*WRITTEN PROBLEM*
Please pick out each line in the items below that contains the word "vertical".

*SUPPLIED ENTRIES*
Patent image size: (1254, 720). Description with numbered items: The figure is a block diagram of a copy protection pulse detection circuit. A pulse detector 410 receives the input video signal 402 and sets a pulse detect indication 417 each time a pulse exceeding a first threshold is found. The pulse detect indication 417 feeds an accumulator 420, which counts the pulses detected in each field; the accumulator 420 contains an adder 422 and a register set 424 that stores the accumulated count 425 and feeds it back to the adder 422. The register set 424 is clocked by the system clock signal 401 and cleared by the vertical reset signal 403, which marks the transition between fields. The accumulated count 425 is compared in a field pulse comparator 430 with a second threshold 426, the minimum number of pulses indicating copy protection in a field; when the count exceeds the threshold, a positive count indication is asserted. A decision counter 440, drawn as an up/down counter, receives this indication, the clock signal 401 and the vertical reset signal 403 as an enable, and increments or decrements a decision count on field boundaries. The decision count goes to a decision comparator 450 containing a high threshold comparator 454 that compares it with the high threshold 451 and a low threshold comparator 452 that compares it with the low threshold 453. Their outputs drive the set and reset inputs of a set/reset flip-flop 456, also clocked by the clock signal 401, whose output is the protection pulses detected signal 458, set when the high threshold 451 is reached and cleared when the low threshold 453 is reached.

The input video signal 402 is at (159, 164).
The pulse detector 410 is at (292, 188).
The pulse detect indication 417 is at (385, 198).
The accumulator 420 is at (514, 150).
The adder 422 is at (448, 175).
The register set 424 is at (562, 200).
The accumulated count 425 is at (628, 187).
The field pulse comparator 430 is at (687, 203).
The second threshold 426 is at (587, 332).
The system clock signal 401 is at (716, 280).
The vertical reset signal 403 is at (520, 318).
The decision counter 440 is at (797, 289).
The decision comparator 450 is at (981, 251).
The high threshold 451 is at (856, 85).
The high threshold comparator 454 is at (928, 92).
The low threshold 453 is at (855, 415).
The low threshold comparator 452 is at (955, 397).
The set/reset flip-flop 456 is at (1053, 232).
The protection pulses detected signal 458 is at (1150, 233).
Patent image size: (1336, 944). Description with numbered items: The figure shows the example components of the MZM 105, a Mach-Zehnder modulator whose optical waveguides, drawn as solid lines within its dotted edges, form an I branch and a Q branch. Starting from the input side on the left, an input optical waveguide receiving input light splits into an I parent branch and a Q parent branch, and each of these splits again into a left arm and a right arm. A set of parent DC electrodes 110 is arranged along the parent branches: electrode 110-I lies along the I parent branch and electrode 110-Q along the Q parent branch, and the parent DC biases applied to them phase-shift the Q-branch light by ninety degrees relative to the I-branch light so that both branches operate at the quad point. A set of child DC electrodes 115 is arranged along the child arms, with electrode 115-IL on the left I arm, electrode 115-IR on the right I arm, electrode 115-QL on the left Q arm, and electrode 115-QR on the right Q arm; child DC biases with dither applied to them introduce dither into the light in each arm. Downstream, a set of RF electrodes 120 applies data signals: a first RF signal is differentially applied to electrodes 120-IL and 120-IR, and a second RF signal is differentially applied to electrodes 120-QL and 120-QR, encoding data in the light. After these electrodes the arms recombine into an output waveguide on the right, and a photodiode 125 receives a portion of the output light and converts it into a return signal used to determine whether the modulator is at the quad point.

*THE ANSWER*
Patent image size: (1254, 720). Description with numbered items: The figure is a block diagram of a copy protection pulse detection circuit. A pulse detector 410 receives the input video signal 402 and sets a pulse detect indication 417 each time a pulse exceeding a first threshold is found. The pulse detect indication 417 feeds an accumulator 420, which counts the pulses detected in each field; the accumulator 420 contains an adder 422 and a register set 424 that stores the accumulated count 425 and feeds it back to the adder 422. The register set 424 is clocked by the system clock signal 401 and cleared by the vertical reset signal 403, which marks the transition between fields. The accumulated count 425 is compared in a field pulse comparator 430 with a second threshold 426, the minimum number of pulses indicating copy protection in a field; when the count exceeds the threshold, a positive count indication is asserted. A decision counter 440, drawn as an up/down counter, receives this indication, the clock signal 401 and the vertical reset signal 403 as an enable, and increments or decrements a decision count on field boundaries. The decision count goes to a decision comparator 450 containing a high threshold comparator 454 that compares it with the high threshold 451 and a low threshold comparator 452 that compares it with the low threshold 453. Their outputs drive the set and reset inputs of a set/reset flip-flop 456, also clocked by the clock signal 401, whose output is the protection pulses detected signal 458, set when the high threshold 451 is reached and cleared when the low threshold 453 is reached.
The vertical reset signal 403 is at (520, 318).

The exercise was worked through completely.